Travail demandé:
Traduisez en anglais cette phrase du texte sur la gestion du budget en freelance : « Un tableau basique avec trois colonnes suffit pour commencer : date, montant facturé, montant reçu. »

Section du document:
Quand Théodore Vanbrel a démarré son activité de rédacteur indépendant, il notait ses revenus dans un fichier texte. Pas de catégories, pas de charges séparées. Il découvrait chaque trimestre qu'il avait sous-estimé ses cotisations sociales.
Ce que fait un débutant
Le réflexe habituel est de suivre uniquement les encaissements. On sait combien on a reçu, mais pas combien il reste après impôts, charges URSSAF et outils payants.
Un tableau basique avec trois colonnes suffit pour commencer : date, montant facturé, montant reçu. Mais sans colonne dédiée aux charges fixes mensuelles, le budget reste flou.
Ce que fait un freelance qui gère depuis plusieurs années
Isadora Fenouillet, graphiste depuis six ans, utilise un fichier Google Sheets avec cinq onglets : revenus bruts, charges récurrentes, provisions fiscales, dépenses ponctuelles, et solde disponible réel.
Elle calcule chaque mois un taux de charge personnel autour de 38 %, qu'elle soustrait automatiquement de chaque encaissement. Ce chiffre vient de ses propres données sur trois ans, pas d'une estimation générique.

Jeu de données:

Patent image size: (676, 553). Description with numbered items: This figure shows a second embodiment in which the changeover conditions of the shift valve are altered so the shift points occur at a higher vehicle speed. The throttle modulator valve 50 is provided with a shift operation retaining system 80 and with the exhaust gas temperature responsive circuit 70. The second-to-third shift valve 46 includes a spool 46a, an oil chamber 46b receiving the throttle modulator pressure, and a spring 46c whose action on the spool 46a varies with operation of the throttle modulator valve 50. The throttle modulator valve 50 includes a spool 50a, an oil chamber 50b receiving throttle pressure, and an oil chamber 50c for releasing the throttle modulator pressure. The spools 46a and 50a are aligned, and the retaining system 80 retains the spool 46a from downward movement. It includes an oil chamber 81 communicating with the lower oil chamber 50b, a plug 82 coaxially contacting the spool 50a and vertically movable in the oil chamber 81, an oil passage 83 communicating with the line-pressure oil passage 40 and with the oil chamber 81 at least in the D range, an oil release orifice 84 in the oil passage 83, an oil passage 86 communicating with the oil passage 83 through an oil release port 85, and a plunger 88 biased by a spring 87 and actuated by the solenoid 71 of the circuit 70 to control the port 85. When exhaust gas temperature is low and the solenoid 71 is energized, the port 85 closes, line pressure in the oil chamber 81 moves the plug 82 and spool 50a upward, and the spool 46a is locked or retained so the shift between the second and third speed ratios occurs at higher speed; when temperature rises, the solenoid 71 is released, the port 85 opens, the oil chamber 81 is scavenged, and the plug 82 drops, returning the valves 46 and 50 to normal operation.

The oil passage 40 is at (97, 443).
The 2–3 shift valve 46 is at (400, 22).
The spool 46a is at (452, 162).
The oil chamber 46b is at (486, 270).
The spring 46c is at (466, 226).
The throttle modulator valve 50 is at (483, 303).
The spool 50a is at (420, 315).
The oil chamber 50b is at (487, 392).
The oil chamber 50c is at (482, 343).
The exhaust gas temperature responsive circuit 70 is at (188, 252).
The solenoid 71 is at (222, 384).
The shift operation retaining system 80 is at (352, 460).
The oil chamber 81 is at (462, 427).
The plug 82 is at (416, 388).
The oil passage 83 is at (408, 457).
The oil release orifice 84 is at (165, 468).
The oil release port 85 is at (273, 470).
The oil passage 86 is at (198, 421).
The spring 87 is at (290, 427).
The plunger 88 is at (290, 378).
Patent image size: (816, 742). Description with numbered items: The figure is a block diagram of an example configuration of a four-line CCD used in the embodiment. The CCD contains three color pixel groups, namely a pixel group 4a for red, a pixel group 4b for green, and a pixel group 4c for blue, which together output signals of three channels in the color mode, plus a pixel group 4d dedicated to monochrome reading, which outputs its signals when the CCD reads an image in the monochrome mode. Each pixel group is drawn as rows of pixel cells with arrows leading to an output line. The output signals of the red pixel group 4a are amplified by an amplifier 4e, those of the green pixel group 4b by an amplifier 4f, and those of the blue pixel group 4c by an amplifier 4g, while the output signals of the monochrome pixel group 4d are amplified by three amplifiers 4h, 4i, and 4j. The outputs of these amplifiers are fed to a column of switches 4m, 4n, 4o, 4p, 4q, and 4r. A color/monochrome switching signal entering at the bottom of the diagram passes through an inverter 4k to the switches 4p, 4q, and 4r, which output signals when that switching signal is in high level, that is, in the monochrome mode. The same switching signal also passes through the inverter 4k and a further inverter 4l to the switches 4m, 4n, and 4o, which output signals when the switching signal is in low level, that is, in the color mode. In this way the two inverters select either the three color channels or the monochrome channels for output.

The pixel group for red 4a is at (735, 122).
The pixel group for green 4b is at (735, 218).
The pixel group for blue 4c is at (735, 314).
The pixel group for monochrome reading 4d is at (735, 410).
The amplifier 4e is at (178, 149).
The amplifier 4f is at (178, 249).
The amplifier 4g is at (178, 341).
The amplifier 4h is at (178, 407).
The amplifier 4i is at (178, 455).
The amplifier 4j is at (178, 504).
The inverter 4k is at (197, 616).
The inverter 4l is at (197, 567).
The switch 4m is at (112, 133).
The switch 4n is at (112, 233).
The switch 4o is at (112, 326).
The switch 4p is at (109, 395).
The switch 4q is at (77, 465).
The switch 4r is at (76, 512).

Corrigé:
A basic table with three columns is enough to get started: date, amount invoiced, amount received.